# Text excerpt:
***

The data volumes being transmitted via wireless networks are rising inexorably, due primarily to increasing machine-to-machine communication (M2M communication). In the automotive field, it is primarily fully automated driving that is spurring on this development: While the data volumes per hour in current highly networked vehicles are in the gigabyte range today, by 2025 the figure will be multiple terabytes.
5G networks play a decisive role in handling these large data volumes, because in contrast to 3G and 4G/LTE wireless networks, 5G was designed specifically for the characteristics and performance requirements of M2M communications. The network offers a much higher transmission rate of 20, rather than 1, Gbit/s. Moreover, latency—the time between a query and receipt of the response—was reduced from ten milliseconds to one. What that means is that data is transmitted almost in real time. For technical applications such as the remote control of robots or automated driving functions, that is a critical factor as high-performance, real-time connectivity in a networked system enables the implementation of new functions.

***

# Data extract:
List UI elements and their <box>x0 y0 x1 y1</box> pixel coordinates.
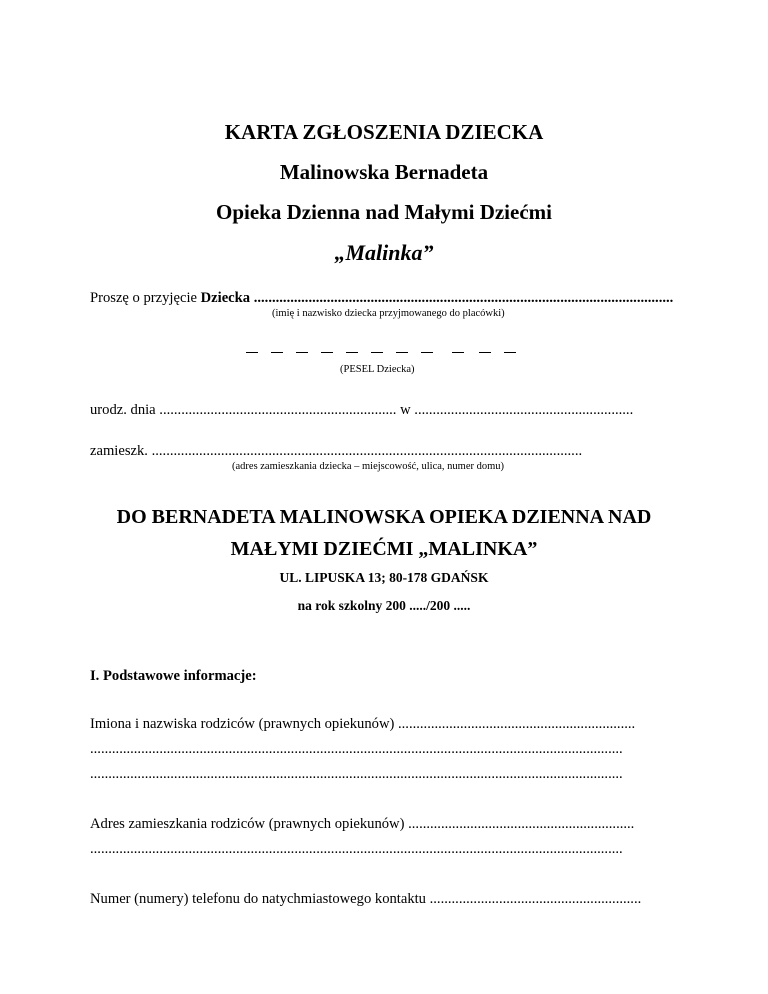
parents-names-label: Imiona i nazwiska rodziców (prawnych opiekunów) <box>90 716 395 732</box>
pesel-digit <box>479 352 491 353</box>
residence-line <box>90 443 678 460</box>
pesel-digit <box>371 352 383 353</box>
pesel-digit <box>271 352 283 353</box>
child-name-line <box>90 290 678 307</box>
pesel-digit <box>346 352 358 353</box>
request-label-bold: Dziecka <box>200 290 251 306</box>
parents-address-field-2[interactable]: .................................................................................................................................................. <box>90 841 623 857</box>
residence-field[interactable]: ...................................................................................................................... <box>147 443 583 459</box>
facility-brand: „Malinka” <box>334 240 434 265</box>
birth-date-field[interactable]: ................................................................. <box>155 402 401 418</box>
recipient-line-1: DO BERNADETA MALINOWSKA OPIEKA DZIENNA NAD <box>116 506 652 528</box>
parents-names-line <box>90 716 678 733</box>
pesel-digit <box>504 352 516 353</box>
facility-name: Opieka Dzienna nad Małymi Dziećmi <box>216 200 552 224</box>
residence-label: zamieszk. <box>90 443 148 459</box>
phone-field[interactable]: .......................................................... <box>425 891 642 907</box>
pesel-digit <box>396 352 408 353</box>
child-name-hint: (imię i nazwisko dziecka przyjmowanego do placówki) <box>272 308 505 319</box>
birth-line <box>90 402 678 419</box>
pesel-digit <box>321 352 333 353</box>
request-label: Proszę o przyjęcie <box>90 290 201 306</box>
pesel-digit <box>246 352 258 353</box>
residence-hint: (adres zamieszkania dziecka – miejscowość, ulica, numer domu) <box>232 461 505 472</box>
pesel-digit <box>296 352 308 353</box>
child-name-field[interactable]: ................................................................................................................... <box>250 290 674 306</box>
parents-address-field[interactable]: .............................................................. <box>404 816 635 832</box>
birth-place-field[interactable]: ............................................................ <box>410 402 634 418</box>
parents-address-label: Adres zamieszkania rodziców (prawnych opiekunów) <box>90 816 405 832</box>
document-title: KARTA ZGŁOSZENIA DZIECKA <box>224 120 544 144</box>
parents-names-field[interactable]: ................................................................. <box>394 716 636 732</box>
recipient-address: UL. LIPUSKA 13; 80-178 GDAŃSK <box>279 570 489 585</box>
school-year: na rok szkolny 200 ...../200 ..... <box>297 598 471 613</box>
parents-names-field-2[interactable]: .................................................................................................................................................. <box>90 741 623 757</box>
pesel-digit <box>452 352 464 353</box>
section-heading: I. Podstawowe informacje: <box>90 668 257 684</box>
phone-line <box>90 891 678 908</box>
pesel-digit <box>421 352 433 353</box>
birth-date-label: urodz. dnia <box>90 402 156 418</box>
parents-address-line <box>90 816 678 833</box>
pesel-hint: (PESEL Dziecka) <box>340 364 415 375</box>
owner-name: Malinowska Bernadeta <box>279 160 489 184</box>
phone-label: Numer (numery) telefonu do natychmiastowego kontaktu <box>90 891 426 907</box>
recipient-line-2: MAŁYMI DZIEĆMI „MALINKA” <box>230 538 538 560</box>
birth-place-label: w <box>400 402 411 418</box>
parents-names-field-3[interactable]: .................................................................................................................................................. <box>90 766 623 782</box>
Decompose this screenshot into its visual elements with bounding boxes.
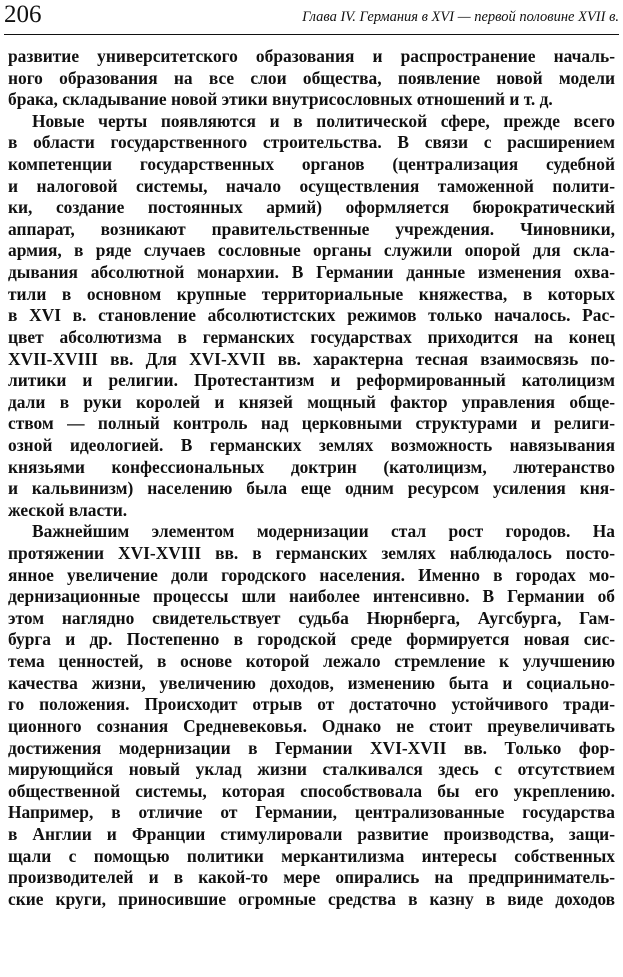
text-line: этом наглядно свидетельствует судьба Нюрнберга, Аугсбурга, Гам- [8,607,615,628]
text-line: Новые черты появляются и в политической сфере, прежде всего [32,110,615,131]
running-head: Глава IV. Германия в XVI — первой половине XVII в. [302,9,619,25]
text-line: компетенции государственных органов (централизация судебной [8,154,615,175]
text-line: дернизационные процессы шли наиболее интенсивно. В Германии об [8,586,615,607]
text-line: аппарат, возникают правительственные учреждения. Чиновники, [8,218,615,239]
text-line: ские круги, приносившие огромные средства в казну в виде доходов [8,888,615,909]
text-line: развитие университетского образования и распространение началь- [8,46,615,66]
text-line: тема ценностей, в основе которой лежало стремление к улучшению [8,651,615,672]
text-line: брака, складывание новой этики внутрисословных отношений и т. д. [8,89,553,110]
text-line: в области государственного строительства. В связи с расширением [8,132,615,153]
page-header [4,0,619,34]
paragraph [8,111,615,522]
text-line: ционного сознания Средневековья. Однако не стоит преувеличивать [8,715,615,736]
text-line: общественной системы, которая способствовала бы его укреплению. [8,780,615,801]
text-line: ки, создание постоянных армий) оформляется бюрократический [8,197,615,218]
text-line: бурга и др. Постепенно в городской среде формируется новая сис- [8,629,615,650]
text-line: в XVI в. становление абсолютистских режимов только началось. Рас- [8,305,615,326]
text-line: ством — полный контроль над церковными структурами и религи- [8,413,615,434]
header-rule [4,34,619,35]
paragraph [8,521,615,910]
text-line: щали с помощью политики меркантилизма интересы собственных [8,845,615,866]
text-line: мирующийся новый уклад жизни сталкивался здесь с отсутствием [8,759,615,780]
text-line: протяжении XVI-XVIII вв. в германских землях наблюдалось посто- [8,543,615,564]
text-line: качества жизни, увеличению доходов, изменению быта и социально- [8,672,615,693]
text-line: го положения. Происходит отрыв от достаточно устойчивого тради- [8,694,615,715]
paragraph [8,46,615,111]
text-line: ного образования на все слои общества, появление новой модели [8,67,615,88]
text-line: армия, в ряде случаев сословные органы служили опорой для скла- [8,240,615,261]
text-line: и кальвинизм) населению была еще одним ресурсом усиления кня- [8,478,615,499]
text-line: Например, в отличие от Германии, централизованные государства [8,802,615,823]
text-line: дали в руки королей и князей мощный фактор управления обще- [8,391,615,412]
text-line: достижения модернизации в Германии XVI-XVII вв. Только фор- [8,737,615,758]
text-line: дывания абсолютной монархии. В Германии данные изменения охва- [8,262,615,283]
text-line: жеской власти. [8,499,128,520]
body-text [8,46,615,910]
text-line: XVII-XVIII вв. Для XVI-XVII вв. характерна тесная взаимосвязь по- [8,348,615,369]
text-line: янное увеличение доли городского населения. Именно в городах мо- [8,564,615,585]
page-number: 206 [4,1,42,28]
text-line: Важнейшим элементом модернизации стал рост городов. На [32,521,615,542]
text-line: и налоговой системы, начало осуществления таможенной полити- [8,175,615,196]
text-line: цвет абсолютизма в германских государствах приходится на конец [8,326,615,347]
text-line: в Англии и Франции стимулировали развитие производства, защи- [8,823,615,844]
text-line: тили в основном крупные территориальные княжества, в которых [8,283,615,304]
text-line: производителей и в какой-то мере опирались на предприниматель- [8,867,615,888]
text-line: озной идеологией. В германских землях возможность навязывания [8,434,615,455]
text-line: князьями конфессиональных доктрин (католицизм, лютеранство [8,456,615,477]
text-line: литики и религии. Протестантизм и реформированный католицизм [8,370,615,391]
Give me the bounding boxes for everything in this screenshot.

***

# Task set:
• A. Write out the passage on 5G networks and machine data, everything from "The data volumes being" down to "be multiple terabytes.".
• B. Carry the passage on 5G networks and machine data forward from its last sentence.
The items stand apart from the passage on 5G networks and machine data.

# Outputs in order:
• A.
The data volumes being transmitted via wireless networks are rising inexorably, due primarily to increasing machine-to-machine communication (M2M communication). In the automotive field, it is primarily fully automated driving that is spurring on this development: While the data volumes per hour in current highly networked vehicles are in the gigabyte range today, by 2025 the figure will be multiple terabytes.

• B.
However, the theoretical time gains of the 5G network would be decimated in a conventional network topology with a centralized data center due to the excessively long transmission distances to the transmitter towers. To achieve minimal latency, therefore, the 5G network envisions a decentralized solution in which each transmission station has its own computer that receives, processes and independently retransmits data. There are countless individual mini data clouds known as cloudlets. This approach is also referred to as mobile edge computing, as the cloud and computer are at the edge, so to speak, of the mobile network. Furthermore, the machines in the 5G network can communicate directly with each other and without the detour via the transmission station. This can minimize transmission times even further.
Another advantage: Compared with 4G, 5G can also serve a larger number of end devices per network cell. The network prioritizes the applications and adjusts the transmission—if necessary—to the load situation. The data for time-critical applications is conducted through the network faster than other data, such as the video streams of private users.
For safety reasons, automated driving functions must naturally be designed in such a way that all eventualities that may arise during the drive can be recognized and safely handled entirely with the vehicle’s own assistance systems. That applies in equal measure on highways, rural roads, and urban roads. In borderline situations such as poor visibility or complicated traffic situations, additional information drawn from the exchange of data with the infrastructure or other vehicles—what is known as C2X communication—can substantially enhance the control accuracy of the onboard systems.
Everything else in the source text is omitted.